**WHAT THE TASK ASKS:** Draw out every line with the word "xlabel" from the listing below.

--- START OF DATASET RECORDS ---

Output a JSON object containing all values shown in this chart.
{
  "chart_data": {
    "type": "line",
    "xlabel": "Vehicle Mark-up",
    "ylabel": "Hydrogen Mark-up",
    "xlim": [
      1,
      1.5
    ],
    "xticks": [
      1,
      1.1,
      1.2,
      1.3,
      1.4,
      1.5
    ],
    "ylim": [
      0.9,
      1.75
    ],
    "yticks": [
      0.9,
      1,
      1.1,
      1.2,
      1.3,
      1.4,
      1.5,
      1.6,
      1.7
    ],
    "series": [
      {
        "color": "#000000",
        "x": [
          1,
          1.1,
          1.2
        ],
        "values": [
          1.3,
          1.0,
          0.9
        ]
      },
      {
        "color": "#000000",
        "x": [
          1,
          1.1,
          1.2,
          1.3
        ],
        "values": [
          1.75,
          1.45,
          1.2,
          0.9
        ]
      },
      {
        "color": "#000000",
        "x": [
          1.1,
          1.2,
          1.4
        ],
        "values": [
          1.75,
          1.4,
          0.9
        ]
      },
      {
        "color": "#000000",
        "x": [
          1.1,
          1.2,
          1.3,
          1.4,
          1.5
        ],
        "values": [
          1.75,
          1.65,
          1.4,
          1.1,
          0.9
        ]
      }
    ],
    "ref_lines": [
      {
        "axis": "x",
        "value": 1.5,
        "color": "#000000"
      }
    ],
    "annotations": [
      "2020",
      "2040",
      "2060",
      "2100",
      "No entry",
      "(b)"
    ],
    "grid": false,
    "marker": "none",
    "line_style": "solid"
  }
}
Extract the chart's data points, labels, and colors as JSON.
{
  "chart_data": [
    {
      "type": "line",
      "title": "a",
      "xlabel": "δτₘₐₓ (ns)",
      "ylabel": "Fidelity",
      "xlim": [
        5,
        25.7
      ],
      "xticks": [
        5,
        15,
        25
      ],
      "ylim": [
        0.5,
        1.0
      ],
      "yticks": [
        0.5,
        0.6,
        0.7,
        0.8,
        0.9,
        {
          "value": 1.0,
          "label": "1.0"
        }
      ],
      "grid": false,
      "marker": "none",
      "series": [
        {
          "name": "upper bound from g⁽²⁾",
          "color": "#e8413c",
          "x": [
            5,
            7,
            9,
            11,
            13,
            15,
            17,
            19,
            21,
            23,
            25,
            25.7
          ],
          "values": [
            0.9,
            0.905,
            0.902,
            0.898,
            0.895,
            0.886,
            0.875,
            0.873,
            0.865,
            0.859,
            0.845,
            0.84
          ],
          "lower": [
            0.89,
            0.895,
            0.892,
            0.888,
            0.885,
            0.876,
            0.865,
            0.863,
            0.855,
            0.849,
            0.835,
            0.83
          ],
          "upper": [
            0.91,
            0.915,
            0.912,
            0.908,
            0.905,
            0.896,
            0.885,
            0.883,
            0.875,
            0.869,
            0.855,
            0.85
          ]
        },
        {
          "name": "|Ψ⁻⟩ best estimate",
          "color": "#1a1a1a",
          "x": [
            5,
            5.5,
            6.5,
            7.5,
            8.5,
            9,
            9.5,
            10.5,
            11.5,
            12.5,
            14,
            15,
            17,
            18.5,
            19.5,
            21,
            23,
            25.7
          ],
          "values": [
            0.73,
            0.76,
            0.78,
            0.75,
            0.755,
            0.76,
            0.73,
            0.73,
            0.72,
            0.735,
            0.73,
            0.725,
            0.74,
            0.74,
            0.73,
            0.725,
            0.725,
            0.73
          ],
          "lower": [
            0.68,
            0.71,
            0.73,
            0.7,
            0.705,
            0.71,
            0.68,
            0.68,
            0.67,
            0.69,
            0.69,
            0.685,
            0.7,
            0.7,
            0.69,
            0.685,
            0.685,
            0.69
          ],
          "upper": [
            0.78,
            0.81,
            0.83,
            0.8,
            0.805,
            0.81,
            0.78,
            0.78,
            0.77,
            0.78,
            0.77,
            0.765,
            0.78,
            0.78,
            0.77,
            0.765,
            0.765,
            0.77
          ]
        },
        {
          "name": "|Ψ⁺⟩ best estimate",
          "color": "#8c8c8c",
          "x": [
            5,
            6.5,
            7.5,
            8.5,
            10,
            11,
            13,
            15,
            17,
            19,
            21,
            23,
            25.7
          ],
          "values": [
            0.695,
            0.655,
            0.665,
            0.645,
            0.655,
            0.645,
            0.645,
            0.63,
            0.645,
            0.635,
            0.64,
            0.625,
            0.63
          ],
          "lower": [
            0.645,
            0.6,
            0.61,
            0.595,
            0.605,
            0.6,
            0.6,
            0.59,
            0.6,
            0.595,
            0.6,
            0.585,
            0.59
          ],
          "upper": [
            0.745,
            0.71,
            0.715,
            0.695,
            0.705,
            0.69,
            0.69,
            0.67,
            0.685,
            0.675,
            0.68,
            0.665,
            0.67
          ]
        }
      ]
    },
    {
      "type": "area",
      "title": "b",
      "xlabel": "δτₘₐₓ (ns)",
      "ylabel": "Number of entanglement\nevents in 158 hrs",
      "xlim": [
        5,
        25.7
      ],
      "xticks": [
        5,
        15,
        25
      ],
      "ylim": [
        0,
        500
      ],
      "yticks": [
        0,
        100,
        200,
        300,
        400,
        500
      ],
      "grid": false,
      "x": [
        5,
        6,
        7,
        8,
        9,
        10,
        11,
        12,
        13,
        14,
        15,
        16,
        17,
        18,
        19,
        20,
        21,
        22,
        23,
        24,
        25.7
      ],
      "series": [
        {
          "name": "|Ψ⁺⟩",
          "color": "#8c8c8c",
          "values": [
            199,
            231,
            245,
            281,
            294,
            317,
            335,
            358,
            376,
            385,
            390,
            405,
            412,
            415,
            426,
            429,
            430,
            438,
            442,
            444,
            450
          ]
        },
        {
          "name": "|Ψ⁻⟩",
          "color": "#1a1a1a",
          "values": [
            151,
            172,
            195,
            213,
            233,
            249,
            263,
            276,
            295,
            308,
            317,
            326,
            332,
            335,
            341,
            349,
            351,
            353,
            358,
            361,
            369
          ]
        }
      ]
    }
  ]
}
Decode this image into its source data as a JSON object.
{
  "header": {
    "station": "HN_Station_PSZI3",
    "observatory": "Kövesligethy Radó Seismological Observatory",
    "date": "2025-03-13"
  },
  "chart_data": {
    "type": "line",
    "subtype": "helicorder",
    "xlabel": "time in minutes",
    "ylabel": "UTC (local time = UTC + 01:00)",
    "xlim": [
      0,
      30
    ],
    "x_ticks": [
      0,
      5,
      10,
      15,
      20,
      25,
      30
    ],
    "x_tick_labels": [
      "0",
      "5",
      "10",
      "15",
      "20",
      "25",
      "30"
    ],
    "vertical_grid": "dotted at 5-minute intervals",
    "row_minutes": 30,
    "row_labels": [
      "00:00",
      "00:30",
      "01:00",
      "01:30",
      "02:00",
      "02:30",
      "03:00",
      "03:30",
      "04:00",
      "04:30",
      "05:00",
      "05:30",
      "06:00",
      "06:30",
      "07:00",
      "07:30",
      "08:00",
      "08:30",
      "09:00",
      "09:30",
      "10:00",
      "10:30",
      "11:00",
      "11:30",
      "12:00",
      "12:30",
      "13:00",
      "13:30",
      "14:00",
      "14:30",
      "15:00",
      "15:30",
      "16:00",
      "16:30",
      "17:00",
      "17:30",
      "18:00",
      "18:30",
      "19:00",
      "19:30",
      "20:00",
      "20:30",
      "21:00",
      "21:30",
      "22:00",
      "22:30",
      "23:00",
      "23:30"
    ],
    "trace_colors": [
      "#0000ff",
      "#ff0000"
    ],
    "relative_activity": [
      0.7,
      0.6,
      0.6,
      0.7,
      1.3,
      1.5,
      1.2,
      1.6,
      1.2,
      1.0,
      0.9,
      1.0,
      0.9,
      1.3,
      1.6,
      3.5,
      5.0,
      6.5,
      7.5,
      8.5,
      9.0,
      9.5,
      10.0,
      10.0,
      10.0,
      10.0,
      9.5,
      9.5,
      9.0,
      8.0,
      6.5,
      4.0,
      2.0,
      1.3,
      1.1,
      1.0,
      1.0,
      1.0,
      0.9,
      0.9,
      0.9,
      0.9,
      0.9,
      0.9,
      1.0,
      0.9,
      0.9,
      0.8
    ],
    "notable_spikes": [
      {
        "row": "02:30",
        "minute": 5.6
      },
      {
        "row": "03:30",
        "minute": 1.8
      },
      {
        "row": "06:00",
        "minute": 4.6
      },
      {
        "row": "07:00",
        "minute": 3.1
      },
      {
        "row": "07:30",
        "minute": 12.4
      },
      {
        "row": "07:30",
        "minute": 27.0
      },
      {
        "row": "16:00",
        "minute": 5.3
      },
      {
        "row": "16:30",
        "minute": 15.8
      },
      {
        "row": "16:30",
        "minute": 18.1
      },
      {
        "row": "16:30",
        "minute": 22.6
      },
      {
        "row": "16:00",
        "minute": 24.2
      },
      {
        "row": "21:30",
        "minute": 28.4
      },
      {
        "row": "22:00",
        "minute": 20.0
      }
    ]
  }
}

--- END OF DATASET RECORDS ---

**TASK SOLUTION:**
    "xlabel": "Vehicle Mark-up",
      "xlabel": "δτₘₐₓ (ns)",
      "xlabel": "δτₘₐₓ (ns)",
    "xlabel": "time in minutes",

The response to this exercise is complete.